Some records:
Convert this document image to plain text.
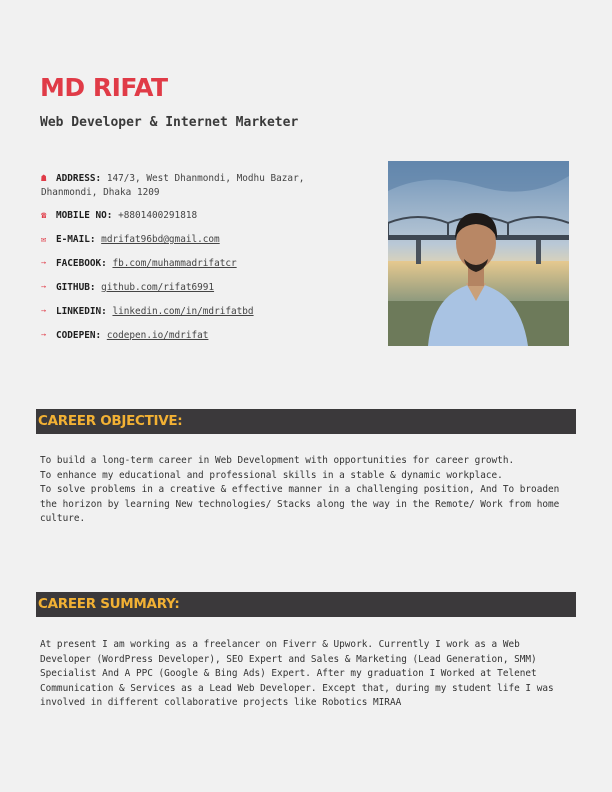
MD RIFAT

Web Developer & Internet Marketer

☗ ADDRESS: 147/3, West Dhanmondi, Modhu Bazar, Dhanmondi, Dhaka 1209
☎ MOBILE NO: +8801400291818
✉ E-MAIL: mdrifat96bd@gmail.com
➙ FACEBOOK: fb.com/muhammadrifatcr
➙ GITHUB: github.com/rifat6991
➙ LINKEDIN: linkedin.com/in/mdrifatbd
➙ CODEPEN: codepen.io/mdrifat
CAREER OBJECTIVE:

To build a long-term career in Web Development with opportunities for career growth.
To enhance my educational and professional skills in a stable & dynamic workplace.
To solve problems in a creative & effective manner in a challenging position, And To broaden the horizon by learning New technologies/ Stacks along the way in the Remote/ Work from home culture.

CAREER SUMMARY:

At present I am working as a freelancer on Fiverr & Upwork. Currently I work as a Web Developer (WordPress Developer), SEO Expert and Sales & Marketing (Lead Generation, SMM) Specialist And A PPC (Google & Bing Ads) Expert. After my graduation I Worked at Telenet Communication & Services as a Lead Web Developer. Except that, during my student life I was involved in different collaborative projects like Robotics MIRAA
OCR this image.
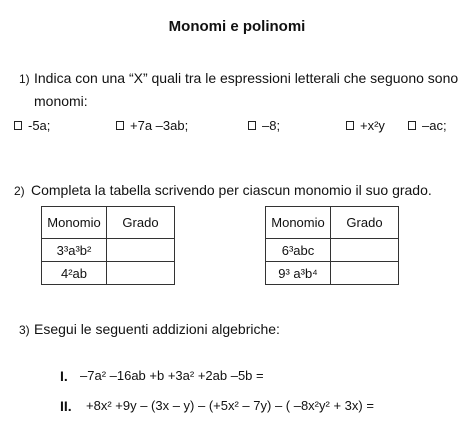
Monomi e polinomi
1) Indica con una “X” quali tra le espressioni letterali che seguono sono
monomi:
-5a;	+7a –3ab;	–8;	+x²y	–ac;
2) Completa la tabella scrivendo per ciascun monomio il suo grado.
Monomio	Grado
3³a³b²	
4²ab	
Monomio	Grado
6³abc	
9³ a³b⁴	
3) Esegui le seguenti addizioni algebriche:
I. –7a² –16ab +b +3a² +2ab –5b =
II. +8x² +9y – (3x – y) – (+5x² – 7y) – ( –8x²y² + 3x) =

§ Directive: Replicate the material above verbatim; images stay out of the copy.

§ Answer to this task:
Convert this document image to plain text.
MD RIFAT

Web Developer & Internet Marketer

☗ ADDRESS: 147/3, West Dhanmondi, Modhu Bazar, Dhanmondi, Dhaka 1209
☎ MOBILE NO: +8801400291818
✉ E-MAIL: mdrifat96bd@gmail.com
➙ FACEBOOK: fb.com/muhammadrifatcr
➙ GITHUB: github.com/rifat6991
➙ LINKEDIN: linkedin.com/in/mdrifatbd
➙ CODEPEN: codepen.io/mdrifat
CAREER OBJECTIVE:

To build a long-term career in Web Development with opportunities for career growth.
To enhance my educational and professional skills in a stable & dynamic workplace.
To solve problems in a creative & effective manner in a challenging position, And To broaden the horizon by learning New technologies/ Stacks along the way in the Remote/ Work from home culture.

CAREER SUMMARY:

At present I am working as a freelancer on Fiverr & Upwork. Currently I work as a Web Developer (WordPress Developer), SEO Expert and Sales & Marketing (Lead Generation, SMM) Specialist And A PPC (Google & Bing Ads) Expert. After my graduation I Worked at Telenet Communication & Services as a Lead Web Developer. Except that, during my student life I was involved in different collaborative projects like Robotics MIRAA
OCR this image.
Monomi e polinomi
1) Indica con una “X” quali tra le espressioni letterali che seguono sono
monomi:
-5a;	+7a –3ab;	–8;	+x²y	–ac;
2) Completa la tabella scrivendo per ciascun monomio il suo grado.
Monomio	Grado
3³a³b²	
4²ab	
Monomio	Grado
6³abc	
9³ a³b⁴	
3) Esegui le seguenti addizioni algebriche:
I. –7a² –16ab +b +3a² +2ab –5b =
II. +8x² +9y – (3x – y) – (+5x² – 7y) – ( –8x²y² + 3x) =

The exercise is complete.